Render the records as a Markdown table with the columns No. and Entry, from the first line through the line containing "63, 653, 106]". Number each row, and omit blank lines.

>> Start Input rows

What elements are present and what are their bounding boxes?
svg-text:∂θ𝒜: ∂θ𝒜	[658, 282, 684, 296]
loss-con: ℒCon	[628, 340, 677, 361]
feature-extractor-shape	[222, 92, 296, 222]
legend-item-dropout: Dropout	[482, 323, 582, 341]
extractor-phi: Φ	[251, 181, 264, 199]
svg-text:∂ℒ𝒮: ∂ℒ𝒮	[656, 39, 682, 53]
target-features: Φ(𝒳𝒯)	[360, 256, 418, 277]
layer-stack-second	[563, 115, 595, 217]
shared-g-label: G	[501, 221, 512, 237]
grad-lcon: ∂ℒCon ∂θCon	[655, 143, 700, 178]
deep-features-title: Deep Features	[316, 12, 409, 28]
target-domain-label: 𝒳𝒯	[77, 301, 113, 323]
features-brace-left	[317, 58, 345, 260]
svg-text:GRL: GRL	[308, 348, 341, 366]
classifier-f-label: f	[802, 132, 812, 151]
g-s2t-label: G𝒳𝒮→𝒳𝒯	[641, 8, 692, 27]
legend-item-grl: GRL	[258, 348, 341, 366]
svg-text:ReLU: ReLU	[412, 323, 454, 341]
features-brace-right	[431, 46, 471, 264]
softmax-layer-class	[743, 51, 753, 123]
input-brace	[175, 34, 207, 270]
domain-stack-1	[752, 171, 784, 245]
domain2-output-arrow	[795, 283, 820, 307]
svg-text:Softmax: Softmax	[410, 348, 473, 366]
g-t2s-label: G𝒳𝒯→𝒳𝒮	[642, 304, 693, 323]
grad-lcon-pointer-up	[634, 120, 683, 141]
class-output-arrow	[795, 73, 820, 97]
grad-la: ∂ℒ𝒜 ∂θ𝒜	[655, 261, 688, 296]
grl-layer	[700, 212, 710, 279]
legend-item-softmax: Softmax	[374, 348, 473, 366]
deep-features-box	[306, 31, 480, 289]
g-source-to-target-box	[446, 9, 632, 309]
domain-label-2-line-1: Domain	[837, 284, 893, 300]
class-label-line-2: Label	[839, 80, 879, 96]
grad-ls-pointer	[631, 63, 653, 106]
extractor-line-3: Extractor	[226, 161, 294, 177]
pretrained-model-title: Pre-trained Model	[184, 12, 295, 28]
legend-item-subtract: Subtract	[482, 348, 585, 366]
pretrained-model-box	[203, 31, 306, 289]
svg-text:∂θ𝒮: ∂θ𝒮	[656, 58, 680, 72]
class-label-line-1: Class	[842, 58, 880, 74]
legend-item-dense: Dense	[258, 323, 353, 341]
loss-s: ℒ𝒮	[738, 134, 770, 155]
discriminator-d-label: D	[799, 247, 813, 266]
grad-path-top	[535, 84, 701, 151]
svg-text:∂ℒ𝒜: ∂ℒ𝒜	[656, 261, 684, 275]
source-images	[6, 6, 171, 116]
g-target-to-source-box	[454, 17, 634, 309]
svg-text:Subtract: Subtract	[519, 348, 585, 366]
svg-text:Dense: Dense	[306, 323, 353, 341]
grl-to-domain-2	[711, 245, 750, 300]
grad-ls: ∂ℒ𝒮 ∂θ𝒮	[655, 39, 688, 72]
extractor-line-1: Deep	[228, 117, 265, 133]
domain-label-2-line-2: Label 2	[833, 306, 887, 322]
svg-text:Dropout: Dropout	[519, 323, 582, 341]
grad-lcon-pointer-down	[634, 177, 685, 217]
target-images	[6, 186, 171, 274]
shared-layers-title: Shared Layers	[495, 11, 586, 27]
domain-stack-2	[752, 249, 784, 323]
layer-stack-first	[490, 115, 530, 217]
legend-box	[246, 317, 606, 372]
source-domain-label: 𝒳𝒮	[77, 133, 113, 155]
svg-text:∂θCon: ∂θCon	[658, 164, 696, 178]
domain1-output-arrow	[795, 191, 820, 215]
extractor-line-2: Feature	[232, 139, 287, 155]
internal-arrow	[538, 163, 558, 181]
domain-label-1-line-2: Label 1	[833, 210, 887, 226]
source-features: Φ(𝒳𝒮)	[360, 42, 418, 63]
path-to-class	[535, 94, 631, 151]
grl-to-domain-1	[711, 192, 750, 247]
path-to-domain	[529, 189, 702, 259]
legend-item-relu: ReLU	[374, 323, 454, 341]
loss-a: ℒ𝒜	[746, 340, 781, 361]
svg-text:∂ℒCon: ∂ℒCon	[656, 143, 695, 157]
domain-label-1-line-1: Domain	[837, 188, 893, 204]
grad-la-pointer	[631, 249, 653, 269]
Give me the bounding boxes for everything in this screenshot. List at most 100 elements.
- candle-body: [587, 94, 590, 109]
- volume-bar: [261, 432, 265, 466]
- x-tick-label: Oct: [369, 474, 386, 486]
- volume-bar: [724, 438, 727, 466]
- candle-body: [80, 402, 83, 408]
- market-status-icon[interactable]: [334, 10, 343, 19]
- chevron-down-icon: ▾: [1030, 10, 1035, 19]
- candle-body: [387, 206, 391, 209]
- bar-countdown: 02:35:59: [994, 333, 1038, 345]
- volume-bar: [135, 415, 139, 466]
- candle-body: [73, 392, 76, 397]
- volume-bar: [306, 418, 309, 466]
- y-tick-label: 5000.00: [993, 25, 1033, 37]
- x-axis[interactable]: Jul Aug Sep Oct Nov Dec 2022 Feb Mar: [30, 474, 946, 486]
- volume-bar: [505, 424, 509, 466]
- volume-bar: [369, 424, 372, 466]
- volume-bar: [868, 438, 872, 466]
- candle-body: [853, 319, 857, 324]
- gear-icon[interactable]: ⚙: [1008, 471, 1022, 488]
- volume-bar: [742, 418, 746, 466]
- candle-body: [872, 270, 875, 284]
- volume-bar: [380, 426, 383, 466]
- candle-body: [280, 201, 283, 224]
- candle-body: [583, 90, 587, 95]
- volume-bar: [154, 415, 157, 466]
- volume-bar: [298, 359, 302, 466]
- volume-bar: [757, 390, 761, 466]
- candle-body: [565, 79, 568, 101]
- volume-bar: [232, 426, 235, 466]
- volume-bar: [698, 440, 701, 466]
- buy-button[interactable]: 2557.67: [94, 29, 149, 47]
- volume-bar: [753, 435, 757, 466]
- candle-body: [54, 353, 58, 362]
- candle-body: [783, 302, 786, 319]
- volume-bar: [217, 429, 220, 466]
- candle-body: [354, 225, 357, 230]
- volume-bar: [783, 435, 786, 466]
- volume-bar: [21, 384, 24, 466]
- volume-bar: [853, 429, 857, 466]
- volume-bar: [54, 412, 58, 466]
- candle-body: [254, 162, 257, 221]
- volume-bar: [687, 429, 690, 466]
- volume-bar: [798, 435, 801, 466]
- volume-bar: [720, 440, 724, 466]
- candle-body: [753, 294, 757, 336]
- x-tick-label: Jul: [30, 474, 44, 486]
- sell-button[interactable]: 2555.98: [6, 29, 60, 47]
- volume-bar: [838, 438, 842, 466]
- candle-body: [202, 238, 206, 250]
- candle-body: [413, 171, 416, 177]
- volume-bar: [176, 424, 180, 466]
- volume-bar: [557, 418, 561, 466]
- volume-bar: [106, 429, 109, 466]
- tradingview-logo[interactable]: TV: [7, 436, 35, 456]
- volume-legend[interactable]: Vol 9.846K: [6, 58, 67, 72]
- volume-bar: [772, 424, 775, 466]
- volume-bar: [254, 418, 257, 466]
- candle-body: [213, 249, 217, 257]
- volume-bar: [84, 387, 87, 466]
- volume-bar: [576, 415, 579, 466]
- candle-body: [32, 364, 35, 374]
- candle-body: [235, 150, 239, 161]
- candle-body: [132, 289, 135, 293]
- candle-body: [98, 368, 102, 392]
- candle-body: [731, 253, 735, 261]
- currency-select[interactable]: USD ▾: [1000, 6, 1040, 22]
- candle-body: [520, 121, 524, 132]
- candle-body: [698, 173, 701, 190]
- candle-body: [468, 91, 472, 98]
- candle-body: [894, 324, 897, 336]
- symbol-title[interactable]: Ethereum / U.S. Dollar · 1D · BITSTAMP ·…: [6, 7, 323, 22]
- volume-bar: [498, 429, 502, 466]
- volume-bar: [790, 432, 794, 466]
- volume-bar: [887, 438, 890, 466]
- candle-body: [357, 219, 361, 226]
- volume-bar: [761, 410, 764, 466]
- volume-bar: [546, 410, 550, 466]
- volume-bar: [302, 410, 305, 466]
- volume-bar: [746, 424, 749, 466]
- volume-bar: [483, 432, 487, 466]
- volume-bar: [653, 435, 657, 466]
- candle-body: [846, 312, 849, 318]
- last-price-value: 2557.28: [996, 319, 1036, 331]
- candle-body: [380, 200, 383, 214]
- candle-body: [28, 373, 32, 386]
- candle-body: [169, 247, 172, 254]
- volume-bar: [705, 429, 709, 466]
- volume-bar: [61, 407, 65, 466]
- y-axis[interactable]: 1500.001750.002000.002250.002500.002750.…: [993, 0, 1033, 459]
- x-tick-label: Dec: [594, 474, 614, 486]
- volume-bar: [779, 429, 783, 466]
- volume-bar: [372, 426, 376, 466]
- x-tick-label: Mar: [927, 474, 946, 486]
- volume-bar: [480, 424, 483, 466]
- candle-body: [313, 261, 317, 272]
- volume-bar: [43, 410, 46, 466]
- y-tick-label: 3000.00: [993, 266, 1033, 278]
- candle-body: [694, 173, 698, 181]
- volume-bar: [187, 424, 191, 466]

>> End Input rows

Correct output.
| No. | Entry |
|---|---|
| 1 | What elements are present and what are their bounding boxes? |
| 2 | svg-text:∂θ𝒜: ∂θ𝒜	[658, 282, 684, 296] |
| 3 | loss-con: ℒCon	[628, 340, 677, 361] |
| 4 | feature-extractor-shape	[222, 92, 296, 222] |
| 5 | legend-item-dropout: Dropout	[482, 323, 582, 341] |
| 6 | extractor-phi: Φ	[251, 181, 264, 199] |
| 7 | svg-text:∂ℒ𝒮: ∂ℒ𝒮	[656, 39, 682, 53] |
| 8 | target-features: Φ(𝒳𝒯)	[360, 256, 418, 277] |
| 9 | layer-stack-second	[563, 115, 595, 217] |
| 10 | shared-g-label: G	[501, 221, 512, 237] |
| 11 | grad-lcon: ∂ℒCon ∂θCon	[655, 143, 700, 178] |
| 12 | deep-features-title: Deep Features	[316, 12, 409, 28] |
| 13 | target-domain-label: 𝒳𝒯	[77, 301, 113, 323] |
| 14 | features-brace-left	[317, 58, 345, 260] |
| 15 | svg-text:GRL: GRL	[308, 348, 341, 366] |
| 16 | classifier-f-label: f	[802, 132, 812, 151] |
| 17 | g-s2t-label: G𝒳𝒮→𝒳𝒯	[641, 8, 692, 27] |
| 18 | legend-item-grl: GRL	[258, 348, 341, 366] |
| 19 | svg-text:ReLU: ReLU	[412, 323, 454, 341] |
| 20 | features-brace-right	[431, 46, 471, 264] |
| 21 | softmax-layer-class	[743, 51, 753, 123] |
| 22 | input-brace	[175, 34, 207, 270] |
| 23 | domain-stack-1	[752, 171, 784, 245] |
| 24 | domain2-output-arrow	[795, 283, 820, 307] |
| 25 | svg-text:Softmax: Softmax	[410, 348, 473, 366] |
| 26 | g-t2s-label: G𝒳𝒯→𝒳𝒮	[642, 304, 693, 323] |
| 27 | grad-lcon-pointer-up	[634, 120, 683, 141] |
| 28 | class-output-arrow	[795, 73, 820, 97] |
| 29 | grad-la: ∂ℒ𝒜 ∂θ𝒜	[655, 261, 688, 296] |
| 30 | grl-layer	[700, 212, 710, 279] |
| 31 | legend-item-softmax: Softmax	[374, 348, 473, 366] |
| 32 | deep-features-box	[306, 31, 480, 289] |
| 33 | g-source-to-target-box	[446, 9, 632, 309] |
| 34 | domain-label-2-line-1: Domain	[837, 284, 893, 300] |
| 35 | class-label-line-2: Label	[839, 80, 879, 96] |
| 36 | grad-ls-pointer	[631, 63, 653, 106] |